(The exercise) Keep only those lines of the records that include the string "apache".

(Supplied records)

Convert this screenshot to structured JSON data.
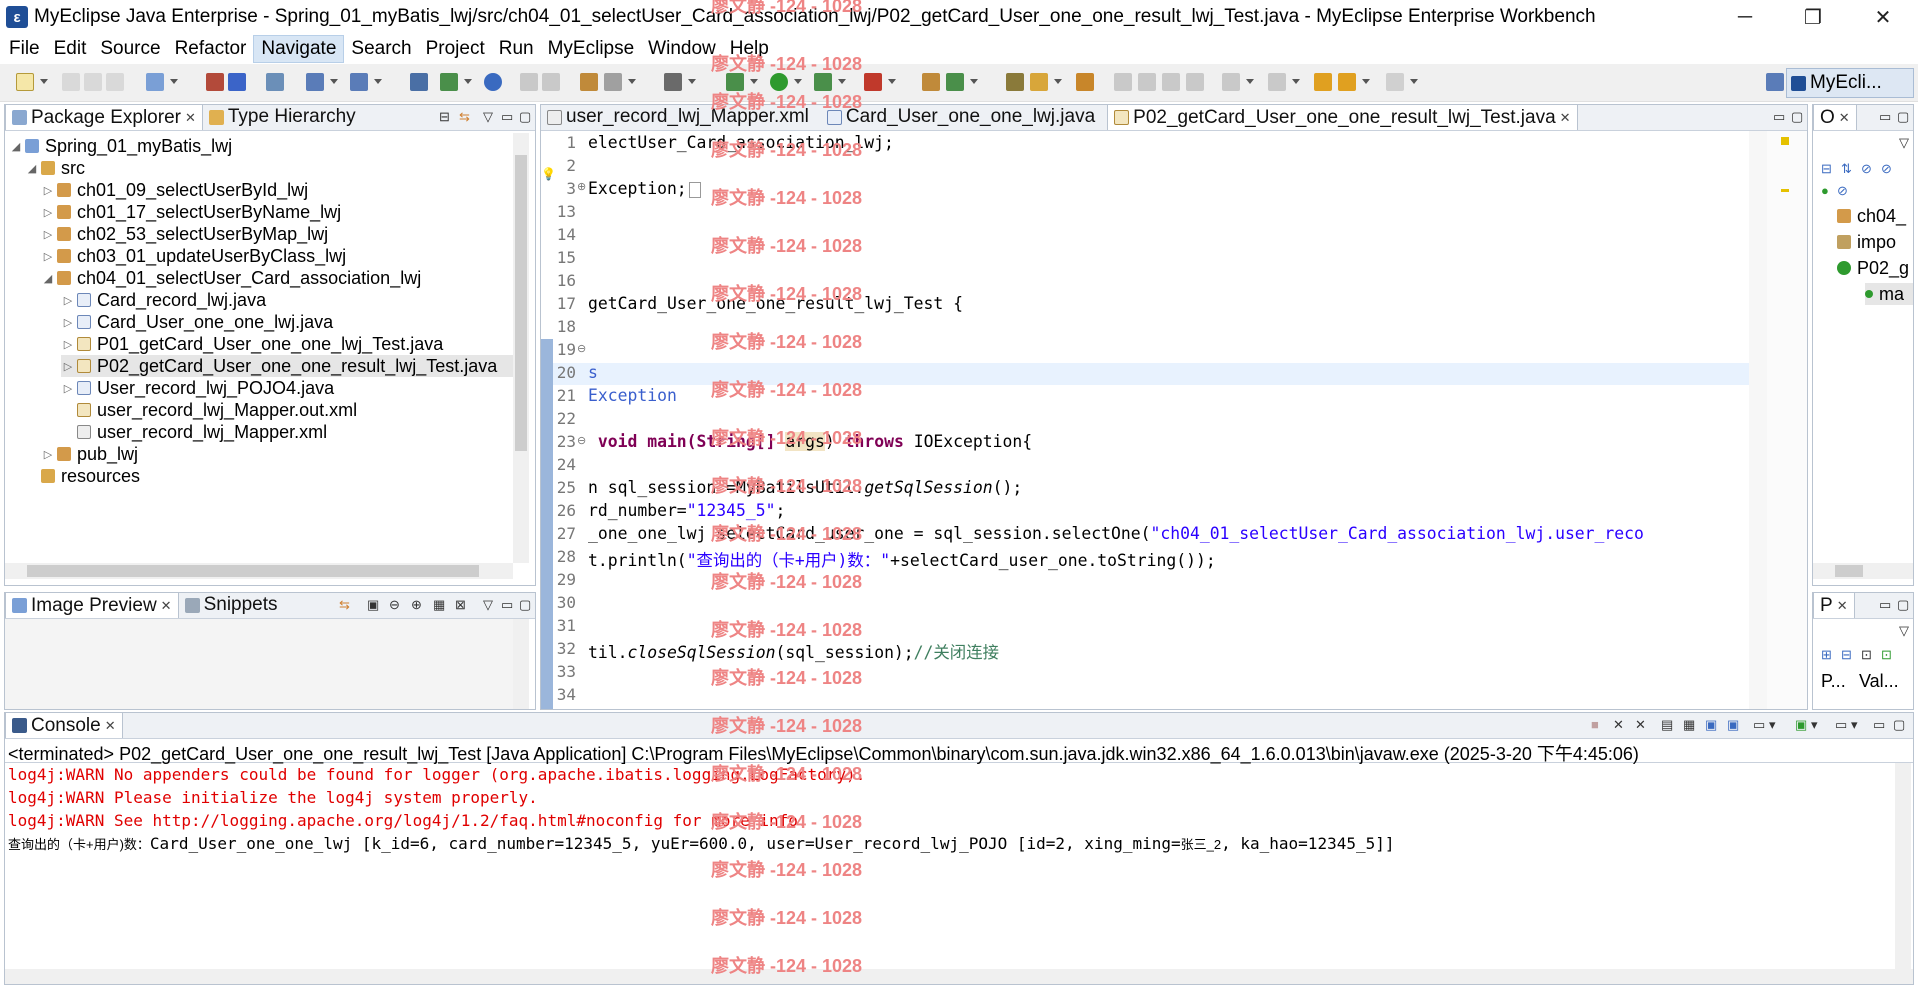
{
  "window": {
    "title": "MyEclipse Java Enterprise - Spring_01_myBatis_lwj/src/ch04_01_selectUser_Card_association_lwj/P02_getCard_User_one_one_result_lwj_Test.java - MyEclipse Enterprise Workbench",
    "minimize": "─",
    "maximize": "❐",
    "close": "✕"
  },
  "menu": [
    "File",
    "Edit",
    "Source",
    "Refactor",
    "Navigate",
    "Search",
    "Project",
    "Run",
    "MyEclipse",
    "Window",
    "Help"
  ],
  "perspective": {
    "label": "MyEcli..."
  },
  "package_explorer": {
    "tabs": [
      "Package Explorer",
      "Type Hierarchy"
    ],
    "tree": [
      {
        "label": "Spring_01_myBatis_lwj"
      },
      {
        "label": "src"
      },
      {
        "label": "ch01_09_selectUserById_lwj"
      },
      {
        "label": "ch01_17_selectUserByName_lwj"
      },
      {
        "label": "ch02_53_selectUserByMap_lwj"
      },
      {
        "label": "ch03_01_updateUserByClass_lwj"
      },
      {
        "label": "ch04_01_selectUser_Card_association_lwj"
      },
      {
        "label": "Card_record_lwj.java"
      },
      {
        "label": "Card_User_one_one_lwj.java"
      },
      {
        "label": "P01_getCard_User_one_one_lwj_Test.java"
      },
      {
        "label": "P02_getCard_User_one_one_result_lwj_Test.java"
      },
      {
        "label": "User_record_lwj_POJO4.java"
      },
      {
        "label": "user_record_lwj_Mapper.out.xml"
      },
      {
        "label": "user_record_lwj_Mapper.xml"
      },
      {
        "label": "pub_lwj"
      },
      {
        "label": "resources"
      }
    ]
  },
  "image_preview": {
    "tabs": [
      "Image Preview",
      "Snippets"
    ]
  },
  "editor": {
    "tabs": [
      "user_record_lwj_Mapper.xml",
      "Card_User_one_one_lwj.java",
      "P02_getCard_User_one_one_result_lwj_Test.java"
    ],
    "lines": {
      "n1": "1",
      "n2": "2",
      "n3": "3",
      "n13": "13",
      "n14": "14",
      "n15": "15",
      "n16": "16",
      "n17": "17",
      "n18": "18",
      "n19": "19",
      "n20": "20",
      "n21": "21",
      "n22": "22",
      "n23": "23",
      "n24": "24",
      "n25": "25",
      "n26": "26",
      "n27": "27",
      "n28": "28",
      "n29": "29",
      "n30": "30",
      "n31": "31",
      "n32": "32",
      "n33": "33",
      "n34": "34",
      "c1": "electUser_Card_association_lwj;",
      "c3": "Exception;",
      "c17": "getCard_User_one_one_result_lwj_Test {",
      "c20": "s",
      "c21": "Exception",
      "c23a": " void main(String[] ",
      "c23b": "args",
      "c23c": ") ",
      "c23d": "throws",
      "c23e": " IOException{",
      "c25a": "n sql_session =MyBatilsUtil.",
      "c25b": "getSqlSession",
      "c25c": "();",
      "c26a": "rd_number=",
      "c26b": "\"12345_5\"",
      "c26c": ";",
      "c27a": "_one_one_lwj selectCard_user_one = sql_session.selectOne(",
      "c27b": "\"ch04_01_selectUser_Card_association_lwj.user_reco",
      "c28a": "t.println(",
      "c28b": "\"查询出的（卡+用户)数：\"",
      "c28c": "+selectCard_user_one.toString());",
      "c32a": "til.",
      "c32b": "closeSqlSession",
      "c32c": "(sql_session);",
      "c32d": "//关闭连接"
    }
  },
  "outline": {
    "tab": "O",
    "items": [
      "ch04_",
      "impo",
      "P02_g",
      "ma"
    ]
  },
  "properties": {
    "tab": "P",
    "cols": [
      "P...",
      "Val..."
    ]
  },
  "console": {
    "tab": "Console",
    "header": "<terminated> P02_getCard_User_one_one_result_lwj_Test [Java Application] C:\\Program Files\\MyEclipse\\Common\\binary\\com.sun.java.jdk.win32.x86_64_1.6.0.013\\bin\\javaw.exe (2025-3-20 下午4:45:06)",
    "warn1": "log4j:WARN No appenders could be found for logger (org.apache.ibatis.logging.LogFactory).",
    "warn2": "log4j:WARN Please initialize the log4j system properly.",
    "warn3": "log4j:WARN See http://logging.apache.org/log4j/1.2/faq.html#noconfig for more info.",
    "out_prefix": "查询出的（卡+用户)数：",
    "out_a": "Card_User_one_one_lwj [k_id=6, card_number=12345_5, yuEr=600.0, user=User_record_lwj_POJO [id=2, xing_ming=",
    "out_name": "张三_2",
    "out_b": ", ka_hao=12345_5]]"
  },
  "watermark": {
    "text": "廖文静 -124 - 1028"
  },
  "colors": {
    "accent": "#3a5fcd",
    "warn": "#e00000",
    "keyword": "#7f0055",
    "string": "#2a00ff",
    "comment": "#3f7f5f",
    "watermark": "#ee8484"
  }
}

(Result of the task)
    "warn1": "log4j:WARN No appenders could be found for logger (org.apache.ibatis.logging.LogFactory).",
    "warn3": "log4j:WARN See http://logging.apache.org/log4j/1.2/faq.html#noconfig for more info.",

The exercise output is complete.